[BEGIN]

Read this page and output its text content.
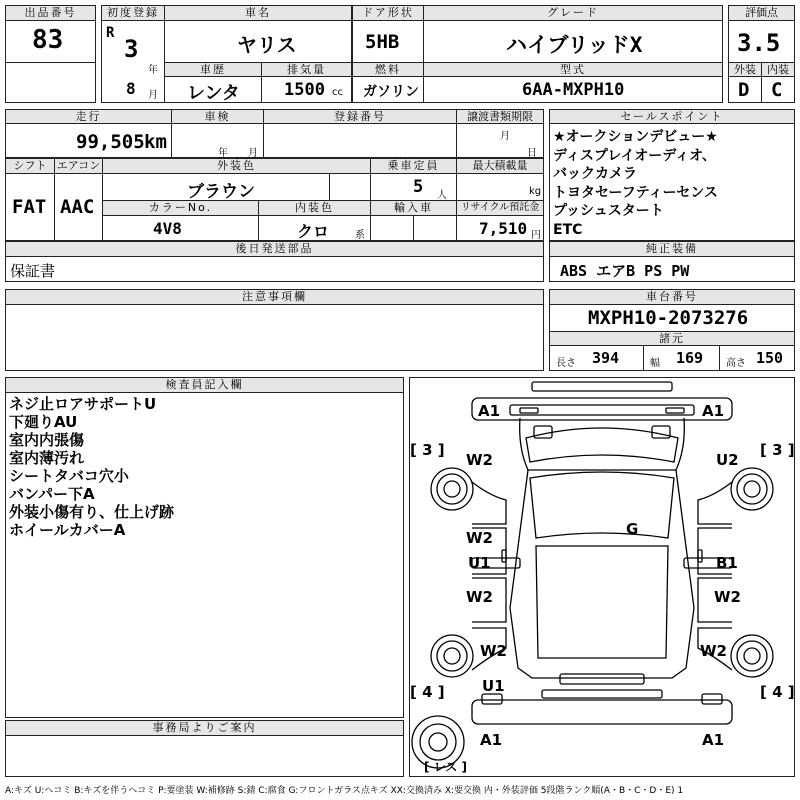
出品番号
83
初度登録
R
3
年
8 月
車名
ヤリス
ドア形状
5HB
グレード
ハイブリッドX
車歴
レンタ
排気量
1500 cc
燃料
ガソリン
型式
6AA-MXPH10
評価点
3.5
外装	内装
D C
走行
99,505 km
車検
年 月
登録番号	譲渡書類期限
月
日
シフト
FAT
エアコン
AAC
外装色
ブラウン
乗車定員
5 人
最大積載量
kg
カラーNo.
4V8
内装色
クロ	系
輸入車	リサイクル預託金
7,510 円
後日発送部品
保証書
セールスポイント
★オークションデビュー★
ディスプレイオーディオ、
バックカメラ
トヨタセーフティーセンス
プッシュスタート
ETC
純正装備
ABS エアB PS PW
注意事項欄	車台番号
MXPH10-2073276
諸元
長さ 394	幅 169 高さ 150
検査員記入欄
ネジ止ロアサポートU
下廻りAU
室内内張傷
室内薄汚れ
シートタバコ穴小
バンパー下A
外装小傷有り、仕上げ跡
ホイールカバーA
事務局よりご案内
A1	A1
[ 3 ]	[ 3 ]
W2	U2
G
W2
U1	B1
W2	W2
W2	W2
[ 4 ]	[ 4 ]
U1
A1	A1
[ レス ]
A:キズ U:ヘコミ B:キズを伴うヘコミ P:要塗装 W:補修跡 S:錆 C:腐食 G:フロントガラス点キズ XX:交換済み X:要交換 内・外装評価 5段階ランク順(A・B・C・D・E) 1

[END]

• GOAL:
Omit the pictures and output all of the other material exactly.

• WRITTEN ANSWER:
Read this page and output its text content.
出品番号
83
初度登録
R
3
年
8 月
車名
ヤリス
ドア形状
5HB
グレード
ハイブリッドX
車歴
レンタ
排気量
1500 cc
燃料
ガソリン
型式
6AA-MXPH10
評価点
3.5
外装	内装
D C
走行
99,505 km
車検
年 月
登録番号	譲渡書類期限
月
日
シフト
FAT
エアコン
AAC
外装色
ブラウン
乗車定員
5 人
最大積載量
kg
カラーNo.
4V8
内装色
クロ	系
輸入車	リサイクル預託金
7,510 円
後日発送部品
保証書
セールスポイント
★オークションデビュー★
ディスプレイオーディオ、
バックカメラ
トヨタセーフティーセンス
プッシュスタート
ETC
純正装備
ABS エアB PS PW
注意事項欄	車台番号
MXPH10-2073276
諸元
長さ 394	幅 169 高さ 150
検査員記入欄
ネジ止ロアサポートU
下廻りAU
室内内張傷
室内薄汚れ
シートタバコ穴小
バンパー下A
外装小傷有り、仕上げ跡
ホイールカバーA
事務局よりご案内
A1	A1
[ 3 ]	[ 3 ]
W2	U2
G
W2
U1	B1
W2	W2
W2	W2
[ 4 ]	[ 4 ]
U1
A1	A1
[ レス ]
A:キズ U:ヘコミ B:キズを伴うヘコミ P:要塗装 W:補修跡 S:錆 C:腐食 G:フロントガラス点キズ XX:交換済み X:要交換 内・外装評価 5段階ランク順(A・B・C・D・E) 1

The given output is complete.